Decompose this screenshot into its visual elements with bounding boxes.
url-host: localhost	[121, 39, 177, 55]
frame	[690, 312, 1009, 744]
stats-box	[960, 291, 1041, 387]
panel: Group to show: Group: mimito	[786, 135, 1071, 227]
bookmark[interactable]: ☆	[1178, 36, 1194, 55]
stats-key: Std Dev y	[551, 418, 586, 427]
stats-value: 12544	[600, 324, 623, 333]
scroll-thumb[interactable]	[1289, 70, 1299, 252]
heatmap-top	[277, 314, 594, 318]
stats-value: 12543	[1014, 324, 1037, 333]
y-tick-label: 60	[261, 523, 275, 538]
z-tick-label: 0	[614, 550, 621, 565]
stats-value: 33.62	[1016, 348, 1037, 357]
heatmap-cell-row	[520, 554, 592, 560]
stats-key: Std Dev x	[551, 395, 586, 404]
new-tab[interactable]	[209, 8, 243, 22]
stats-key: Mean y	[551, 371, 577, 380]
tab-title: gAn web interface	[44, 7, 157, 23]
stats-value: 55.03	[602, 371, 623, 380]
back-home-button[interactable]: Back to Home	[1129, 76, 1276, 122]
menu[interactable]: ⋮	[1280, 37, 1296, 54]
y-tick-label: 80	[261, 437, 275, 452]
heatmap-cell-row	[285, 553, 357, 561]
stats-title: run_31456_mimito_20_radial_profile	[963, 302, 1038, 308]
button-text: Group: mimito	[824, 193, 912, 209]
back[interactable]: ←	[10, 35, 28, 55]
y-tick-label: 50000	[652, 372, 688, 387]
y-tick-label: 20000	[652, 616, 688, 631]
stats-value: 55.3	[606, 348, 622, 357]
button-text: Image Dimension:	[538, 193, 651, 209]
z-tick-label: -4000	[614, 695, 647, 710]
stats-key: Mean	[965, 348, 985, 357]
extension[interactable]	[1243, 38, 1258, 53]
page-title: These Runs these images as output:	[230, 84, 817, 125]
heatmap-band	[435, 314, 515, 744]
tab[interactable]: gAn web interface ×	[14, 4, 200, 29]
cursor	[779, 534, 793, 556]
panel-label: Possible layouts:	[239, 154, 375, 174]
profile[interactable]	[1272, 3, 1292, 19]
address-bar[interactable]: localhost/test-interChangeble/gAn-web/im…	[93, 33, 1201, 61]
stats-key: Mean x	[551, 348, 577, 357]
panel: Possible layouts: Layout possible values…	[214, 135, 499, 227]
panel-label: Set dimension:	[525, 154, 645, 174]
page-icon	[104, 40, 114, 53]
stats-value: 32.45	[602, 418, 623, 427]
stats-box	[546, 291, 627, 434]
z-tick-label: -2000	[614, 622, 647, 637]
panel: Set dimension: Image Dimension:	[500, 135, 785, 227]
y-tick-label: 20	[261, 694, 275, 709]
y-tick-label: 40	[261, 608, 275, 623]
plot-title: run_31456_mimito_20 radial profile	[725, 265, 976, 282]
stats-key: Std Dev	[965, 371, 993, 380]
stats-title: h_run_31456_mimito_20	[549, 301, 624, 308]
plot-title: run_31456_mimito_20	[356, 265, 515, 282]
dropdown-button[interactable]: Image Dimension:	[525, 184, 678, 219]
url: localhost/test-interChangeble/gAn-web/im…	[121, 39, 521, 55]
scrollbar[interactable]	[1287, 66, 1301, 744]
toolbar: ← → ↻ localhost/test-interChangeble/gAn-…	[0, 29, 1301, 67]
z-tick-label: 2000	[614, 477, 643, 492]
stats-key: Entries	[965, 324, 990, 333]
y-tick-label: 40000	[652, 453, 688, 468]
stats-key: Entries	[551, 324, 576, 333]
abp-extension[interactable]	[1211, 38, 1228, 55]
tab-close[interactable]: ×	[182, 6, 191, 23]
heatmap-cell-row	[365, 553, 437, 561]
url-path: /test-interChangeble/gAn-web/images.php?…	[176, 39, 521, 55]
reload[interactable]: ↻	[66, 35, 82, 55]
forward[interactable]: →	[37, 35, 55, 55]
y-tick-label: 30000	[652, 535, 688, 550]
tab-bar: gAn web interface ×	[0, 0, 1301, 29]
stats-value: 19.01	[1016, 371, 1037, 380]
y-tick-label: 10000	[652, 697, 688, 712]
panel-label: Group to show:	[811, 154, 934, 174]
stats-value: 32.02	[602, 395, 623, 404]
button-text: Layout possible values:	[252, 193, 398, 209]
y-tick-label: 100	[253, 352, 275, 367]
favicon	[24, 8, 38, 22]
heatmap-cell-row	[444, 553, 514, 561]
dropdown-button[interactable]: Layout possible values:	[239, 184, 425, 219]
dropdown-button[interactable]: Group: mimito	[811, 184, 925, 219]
-*-*-
*GOAL*.
Print the material exactly as it appears, starting at its first line and ending at the line that contains "437, 275, 452]", with both of those lines included.

*ANSWER IN FULL*.
Decompose this screenshot into its visual elements with bounding boxes.
url-host: localhost	[121, 39, 177, 55]
frame	[690, 312, 1009, 744]
stats-box	[960, 291, 1041, 387]
panel: Group to show: Group: mimito	[786, 135, 1071, 227]
bookmark[interactable]: ☆	[1178, 36, 1194, 55]
stats-key: Std Dev y	[551, 418, 586, 427]
stats-value: 12544	[600, 324, 623, 333]
scroll-thumb[interactable]	[1289, 70, 1299, 252]
heatmap-top	[277, 314, 594, 318]
stats-value: 12543	[1014, 324, 1037, 333]
y-tick-label: 60	[261, 523, 275, 538]
z-tick-label: 0	[614, 550, 621, 565]
stats-value: 33.62	[1016, 348, 1037, 357]
heatmap-cell-row	[520, 554, 592, 560]
stats-key: Std Dev x	[551, 395, 586, 404]
new-tab[interactable]	[209, 8, 243, 22]
stats-key: Mean y	[551, 371, 577, 380]
tab-title: gAn web interface	[44, 7, 157, 23]
stats-value: 55.03	[602, 371, 623, 380]
back-home-button[interactable]: Back to Home	[1129, 76, 1276, 122]
menu[interactable]: ⋮	[1280, 37, 1296, 54]
y-tick-label: 80	[261, 437, 275, 452]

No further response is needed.